**SECTION DE TEXTE**
=-=-=

Sanctionner les "parents défaillants"? C'est prendre "le problème dans le mauvais sens" pour ces acteurs de terrain

Aurore Bergé, ministre des Solidarités et des familles, a annoncé dans La Tribune du dimanche du 10 décembre des travaux d'intérêt général (TIG) pour les "parents défaillants" ainsi que le paiement d'une contribution financière pour les parents d'enfants coupables de dégradations. La ministre a également évoqué une amende pour ceux ne se présentant pas aux audiences qui concernent leurs enfants. Mais ses propositions sont loin de susciter l'adhésion.

Pour Béatrice Bayo, directrice de la Fédération nationale des écoles des parents et des éducateurs (Fnepe) qui soutient au quotidien familles et professionnels de la parentalité, la dénomination même pose problème. "C'est quoi un 'parent défaillant'?" s'interroge-t-elle. "Quand son enfant ne va pas en classe trois jours? Quand il commet un vol? On a tous des loupés. Dans l'absolu, on est tous des parents défaillants."

"Le cadre légal existe déjà"

Quant aux mesures annoncées, Sarah Pibarot, secrétaire nationale du Syndicat de la magistrature, s'interroge sur leur pertinence. "Le cadre légal existe déjà", pointe-t-elle pour BFMTV.com, citant notamment l'article 227-17 du code pénal qui désigne le fait "par le père ou la mère, de se soustraire, sans motif légitime, à ses obligations légales au point de compromettre la santé, la sécurité, la moralité ou l'éducation de son enfant mineur".

Des annonces ministérielles qui manquent par ailleurs de précision, dénonce encore Sarah Pibarot. "Il y a une section entière du code pénal sur la mise en péril des mineurs", ajoute-t-elle, évoquant des infractions qui peuvent déjà entraîner TIG, amendes ou stages de responsabilité parentale.

"Qu'est-ce que cela signifie? Est-ce la création d'un nouveau délit?" se demande-t-elle.

Sanctionner les parents pour des faits commis par leurs enfants semble même faire débat au sein du monde judiciaire. "Un TIG ne peut être prononcé que s'il y a déjà une infraction pénale poursuivie et réprimée. Laquelle?" s'interroge pour BFMTV.com Cécile Mamelin, vice-présidente de l'Union syndicale des magistrats (USM).

=-=-=

**ENREGISTREMENTS FOURNIS**
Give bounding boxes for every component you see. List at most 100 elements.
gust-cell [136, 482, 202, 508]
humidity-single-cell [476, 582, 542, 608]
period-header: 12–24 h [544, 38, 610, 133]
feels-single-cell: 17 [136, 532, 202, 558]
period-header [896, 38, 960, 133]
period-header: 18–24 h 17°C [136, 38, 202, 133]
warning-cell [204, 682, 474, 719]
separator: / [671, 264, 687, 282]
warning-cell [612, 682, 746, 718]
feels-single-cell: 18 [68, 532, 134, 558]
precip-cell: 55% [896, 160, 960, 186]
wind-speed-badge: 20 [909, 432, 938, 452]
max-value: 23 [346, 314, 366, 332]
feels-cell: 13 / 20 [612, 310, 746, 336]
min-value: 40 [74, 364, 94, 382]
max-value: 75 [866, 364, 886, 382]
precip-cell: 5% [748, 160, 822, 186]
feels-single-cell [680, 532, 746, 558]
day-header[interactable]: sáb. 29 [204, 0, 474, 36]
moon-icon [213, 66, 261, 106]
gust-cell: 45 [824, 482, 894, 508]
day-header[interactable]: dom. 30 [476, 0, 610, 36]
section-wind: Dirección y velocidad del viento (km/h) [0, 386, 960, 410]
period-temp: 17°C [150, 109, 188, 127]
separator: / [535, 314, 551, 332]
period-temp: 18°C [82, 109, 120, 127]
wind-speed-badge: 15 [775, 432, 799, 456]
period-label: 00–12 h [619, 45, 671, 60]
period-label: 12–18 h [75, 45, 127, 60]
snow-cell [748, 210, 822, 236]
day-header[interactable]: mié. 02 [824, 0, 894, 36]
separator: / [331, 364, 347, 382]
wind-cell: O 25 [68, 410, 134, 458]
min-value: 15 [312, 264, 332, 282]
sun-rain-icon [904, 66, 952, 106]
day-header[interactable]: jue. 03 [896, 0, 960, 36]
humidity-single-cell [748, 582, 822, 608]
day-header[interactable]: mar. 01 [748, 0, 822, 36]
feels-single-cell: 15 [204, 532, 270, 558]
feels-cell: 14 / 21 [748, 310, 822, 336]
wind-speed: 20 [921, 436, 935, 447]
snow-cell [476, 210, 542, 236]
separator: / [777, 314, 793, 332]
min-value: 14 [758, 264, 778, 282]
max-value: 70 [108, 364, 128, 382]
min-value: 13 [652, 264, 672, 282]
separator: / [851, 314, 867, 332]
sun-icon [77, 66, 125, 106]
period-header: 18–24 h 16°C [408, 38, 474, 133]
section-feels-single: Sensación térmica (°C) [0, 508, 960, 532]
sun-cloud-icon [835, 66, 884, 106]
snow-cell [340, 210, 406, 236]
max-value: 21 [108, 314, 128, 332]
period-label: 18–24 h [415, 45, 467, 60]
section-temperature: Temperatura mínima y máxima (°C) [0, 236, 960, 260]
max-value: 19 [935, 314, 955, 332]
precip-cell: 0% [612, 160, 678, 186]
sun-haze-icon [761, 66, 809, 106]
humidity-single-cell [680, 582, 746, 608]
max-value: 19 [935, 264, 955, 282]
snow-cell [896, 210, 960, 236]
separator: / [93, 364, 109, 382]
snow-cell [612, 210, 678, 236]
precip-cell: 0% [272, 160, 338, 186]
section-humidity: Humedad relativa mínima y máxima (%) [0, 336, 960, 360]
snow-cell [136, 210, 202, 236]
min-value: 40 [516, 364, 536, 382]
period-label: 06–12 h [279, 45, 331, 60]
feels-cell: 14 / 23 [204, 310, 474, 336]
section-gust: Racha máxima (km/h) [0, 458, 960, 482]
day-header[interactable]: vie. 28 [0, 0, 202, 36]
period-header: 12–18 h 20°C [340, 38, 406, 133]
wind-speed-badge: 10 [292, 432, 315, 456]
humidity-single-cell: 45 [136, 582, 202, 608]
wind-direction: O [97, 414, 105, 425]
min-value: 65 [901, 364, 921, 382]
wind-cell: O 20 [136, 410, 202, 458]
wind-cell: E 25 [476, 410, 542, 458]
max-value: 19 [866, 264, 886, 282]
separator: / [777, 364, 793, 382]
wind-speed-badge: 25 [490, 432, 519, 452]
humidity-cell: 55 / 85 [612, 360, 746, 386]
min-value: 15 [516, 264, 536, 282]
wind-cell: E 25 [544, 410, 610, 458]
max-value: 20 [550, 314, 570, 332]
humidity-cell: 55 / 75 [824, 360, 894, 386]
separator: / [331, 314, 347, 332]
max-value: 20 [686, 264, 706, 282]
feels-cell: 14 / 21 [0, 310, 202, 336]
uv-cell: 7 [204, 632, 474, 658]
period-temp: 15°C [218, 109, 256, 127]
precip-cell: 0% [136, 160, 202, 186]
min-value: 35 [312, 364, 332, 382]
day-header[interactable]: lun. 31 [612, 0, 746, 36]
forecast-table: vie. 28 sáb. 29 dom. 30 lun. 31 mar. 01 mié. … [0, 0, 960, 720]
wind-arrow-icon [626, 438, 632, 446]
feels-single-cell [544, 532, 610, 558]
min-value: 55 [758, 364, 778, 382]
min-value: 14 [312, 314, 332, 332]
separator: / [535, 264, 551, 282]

=-=-=

**DÉFI A**
Résumez en deux phrases l'article sur la sanction des parents défaillants.
**DÉFI B**
Dans l'article sur la sanction des parents défaillants, quel article du code pénal Sarah Pibarot cite-t-elle ?
**DÉFI C**
Poursuivez, s'il vous plaît, l'article sur la sanction des parents défaillants là où il s'arrête.
Les enregistrements n'ont aucun rapport avec l'article.

**RÉSULTAT A**
Aurore Bergé, ministre des Solidarités et des familles, a annoncé des travaux d'intérêt général pour les « parents défaillants », une contribution financière pour les parents d'enfants coupables de dégradations et une amende pour ceux qui ne se présentent pas aux audiences concernant leurs enfants. Ces propositions sont critiquées : Béatrice Bayo conteste la notion même de « parent défaillant », Sarah Pibarot rappelle que le cadre légal existe déjà et Cécile Mamelin souligne qu'un TIG ne peut être prononcé qu'en cas d'infraction pénale poursuivie et réprimée.

**RÉSULTAT B**
L'article 227-17 du code pénal.

**RÉSULTAT C**
Sans compter que l'une des mesures annoncée par Aurore Bergé serait même contraire aux lois de la République. "On ne peut pas condamner pénalement les parents pour un acte commis par leurs enfants, ils sont seulement responsables civilement", juge Cécile Mamelin.

"Une amende aux parents pour dégradations commises par les enfants, c'est inconstitutionnel."

"Pas de sens ni à court ni à long terme"

En plus de ces questions de droit, la vice-présidente de l'USM s'interroge sur le bien-fondé de ces mesures lorsque les relations parents-enfants sont déjà compliquées. "Quel intérêt de mettre en plus une amende? Ces familles sont souvent sans gros moyens financiers et plus démunies que défaillantes."

"Pénaliser les difficultés éducatives et familiales n'a de sens ni à court ni à long terme", considère Cécile Mamelin.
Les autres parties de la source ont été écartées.